▸ BRIEF:
Repeat the data that follows, word for word, without the images.

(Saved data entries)

_____

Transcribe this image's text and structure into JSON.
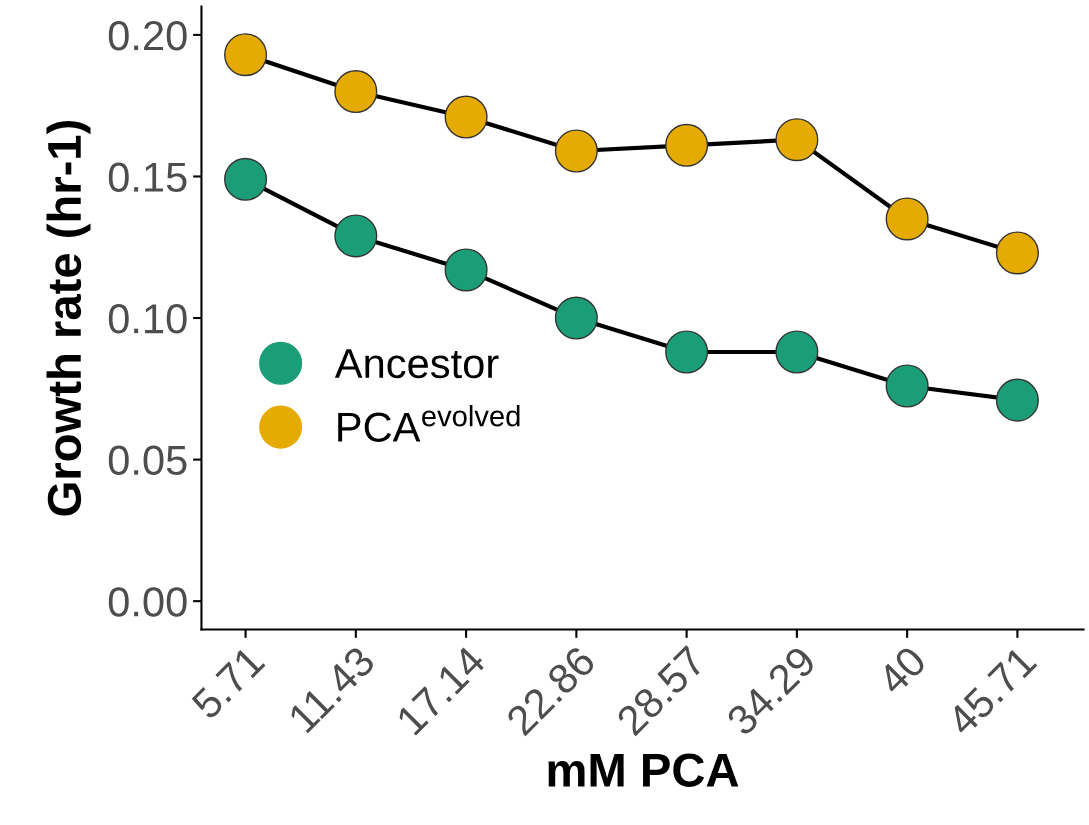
{
  "chart_data": {
    "type": "line",
    "xlabel": "mM PCA",
    "ylabel": "Growth rate (hr-1)",
    "categories": [
      "5.71",
      "11.43",
      "17.14",
      "22.86",
      "28.57",
      "34.29",
      "40",
      "45.71"
    ],
    "series": [
      {
        "name": "Ancestor",
        "color": "#1b9e77",
        "values": [
          0.149,
          0.129,
          0.117,
          0.1,
          0.088,
          0.088,
          0.076,
          0.071
        ]
      },
      {
        "name": "PCA$^{evolved}$",
        "color": "#e6ab02",
        "values": [
          0.193,
          0.18,
          0.171,
          0.159,
          0.161,
          0.163,
          0.135,
          0.123
        ]
      }
    ],
    "ylim": [
      -0.01,
      0.21
    ],
    "yticks": [
      {
        "value": 0,
        "label": "0.00"
      },
      {
        "value": 0.05,
        "label": "0.05"
      },
      {
        "value": 0.1,
        "label": "0.10"
      },
      {
        "value": 0.15,
        "label": "0.15"
      },
      {
        "value": 0.2,
        "label": "0.20"
      }
    ],
    "marker": "circle",
    "line_style": "solid",
    "grid": false,
    "legend": "left"
  }
}
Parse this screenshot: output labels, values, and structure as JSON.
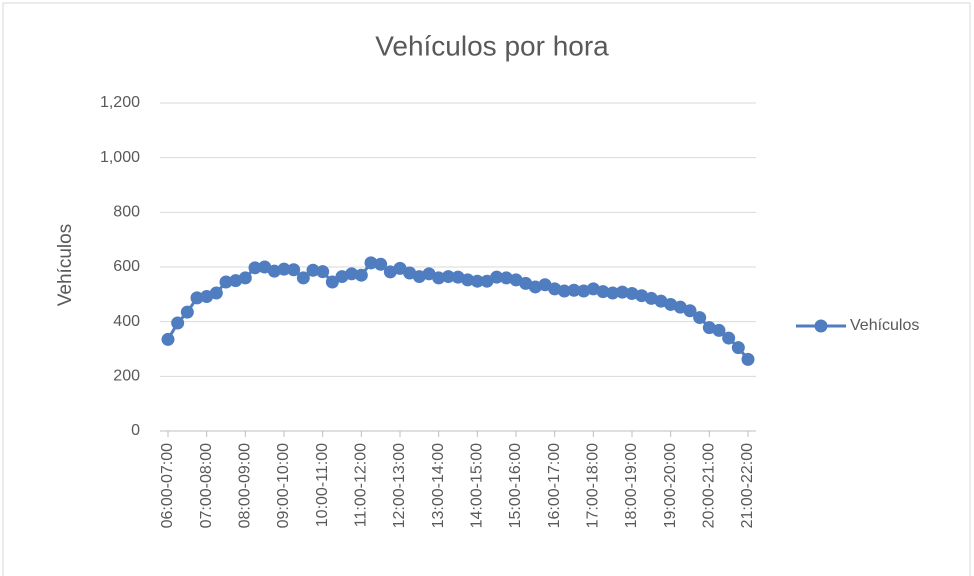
{
  "chart_data": {
    "type": "line",
    "title": "Vehículos por hora",
    "y_label": "Vehículos",
    "categories": [
      "06:00-07:00",
      null,
      null,
      null,
      "07:00-08:00",
      null,
      null,
      null,
      "08:00-09:00",
      null,
      null,
      null,
      "09:00-10:00",
      null,
      null,
      null,
      "10:00-11:00",
      null,
      null,
      null,
      "11:00-12:00",
      null,
      null,
      null,
      "12:00-13:00",
      null,
      null,
      null,
      "13:00-14:00",
      null,
      null,
      null,
      "14:00-15:00",
      null,
      null,
      null,
      "15:00-16:00",
      null,
      null,
      null,
      "16:00-17:00",
      null,
      null,
      null,
      "17:00-18:00",
      null,
      null,
      null,
      "18:00-19:00",
      null,
      null,
      null,
      "19:00-20:00",
      null,
      null,
      null,
      "20:00-21:00",
      null,
      null,
      null,
      "21:00-22:00"
    ],
    "series": [
      {
        "name": "Vehículos",
        "color": "#4f7dc0",
        "values": [
          335,
          395,
          435,
          487,
          492,
          505,
          545,
          550,
          560,
          597,
          600,
          585,
          592,
          590,
          560,
          588,
          583,
          545,
          565,
          575,
          570,
          615,
          610,
          582,
          595,
          578,
          565,
          575,
          560,
          565,
          563,
          553,
          548,
          548,
          563,
          560,
          553,
          540,
          527,
          535,
          520,
          512,
          515,
          512,
          520,
          510,
          505,
          508,
          503,
          495,
          485,
          475,
          463,
          453,
          440,
          415,
          378,
          368,
          340,
          305,
          262
        ]
      }
    ],
    "ylim": [
      0,
      1200
    ],
    "yticks": [
      0,
      200,
      400,
      600,
      800,
      {
        "value": 1000,
        "label": "1,000"
      },
      {
        "value": 1200,
        "label": "1,200"
      }
    ],
    "grid": true,
    "legend": "right"
  }
}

_____

▸ ANSWER TO THIS EXERCISE:
Transcribe this image's text and structure into JSON.
{
  "chart_data": {
    "type": "line",
    "xlabel": "mM PCA",
    "ylabel": "Growth rate (hr-1)",
    "categories": [
      "5.71",
      "11.43",
      "17.14",
      "22.86",
      "28.57",
      "34.29",
      "40",
      "45.71"
    ],
    "series": [
      {
        "name": "Ancestor",
        "color": "#1b9e77",
        "values": [
          0.149,
          0.129,
          0.117,
          0.1,
          0.088,
          0.088,
          0.076,
          0.071
        ]
      },
      {
        "name": "PCA$^{evolved}$",
        "color": "#e6ab02",
        "values": [
          0.193,
          0.18,
          0.171,
          0.159,
          0.161,
          0.163,
          0.135,
          0.123
        ]
      }
    ],
    "ylim": [
      -0.01,
      0.21
    ],
    "yticks": [
      {
        "value": 0,
        "label": "0.00"
      },
      {
        "value": 0.05,
        "label": "0.05"
      },
      {
        "value": 0.1,
        "label": "0.10"
      },
      {
        "value": 0.15,
        "label": "0.15"
      },
      {
        "value": 0.2,
        "label": "0.20"
      }
    ],
    "marker": "circle",
    "line_style": "solid",
    "grid": false,
    "legend": "left"
  }
}
Parse this screenshot: output labels, values, and structure as JSON.
{
  "chart_data": {
    "type": "line",
    "title": "Vehículos por hora",
    "y_label": "Vehículos",
    "categories": [
      "06:00-07:00",
      null,
      null,
      null,
      "07:00-08:00",
      null,
      null,
      null,
      "08:00-09:00",
      null,
      null,
      null,
      "09:00-10:00",
      null,
      null,
      null,
      "10:00-11:00",
      null,
      null,
      null,
      "11:00-12:00",
      null,
      null,
      null,
      "12:00-13:00",
      null,
      null,
      null,
      "13:00-14:00",
      null,
      null,
      null,
      "14:00-15:00",
      null,
      null,
      null,
      "15:00-16:00",
      null,
      null,
      null,
      "16:00-17:00",
      null,
      null,
      null,
      "17:00-18:00",
      null,
      null,
      null,
      "18:00-19:00",
      null,
      null,
      null,
      "19:00-20:00",
      null,
      null,
      null,
      "20:00-21:00",
      null,
      null,
      null,
      "21:00-22:00"
    ],
    "series": [
      {
        "name": "Vehículos",
        "color": "#4f7dc0",
        "values": [
          335,
          395,
          435,
          487,
          492,
          505,
          545,
          550,
          560,
          597,
          600,
          585,
          592,
          590,
          560,
          588,
          583,
          545,
          565,
          575,
          570,
          615,
          610,
          582,
          595,
          578,
          565,
          575,
          560,
          565,
          563,
          553,
          548,
          548,
          563,
          560,
          553,
          540,
          527,
          535,
          520,
          512,
          515,
          512,
          520,
          510,
          505,
          508,
          503,
          495,
          485,
          475,
          463,
          453,
          440,
          415,
          378,
          368,
          340,
          305,
          262
        ]
      }
    ],
    "ylim": [
      0,
      1200
    ],
    "yticks": [
      0,
      200,
      400,
      600,
      800,
      {
        "value": 1000,
        "label": "1,000"
      },
      {
        "value": 1200,
        "label": "1,200"
      }
    ],
    "grid": true,
    "legend": "right"
  }
}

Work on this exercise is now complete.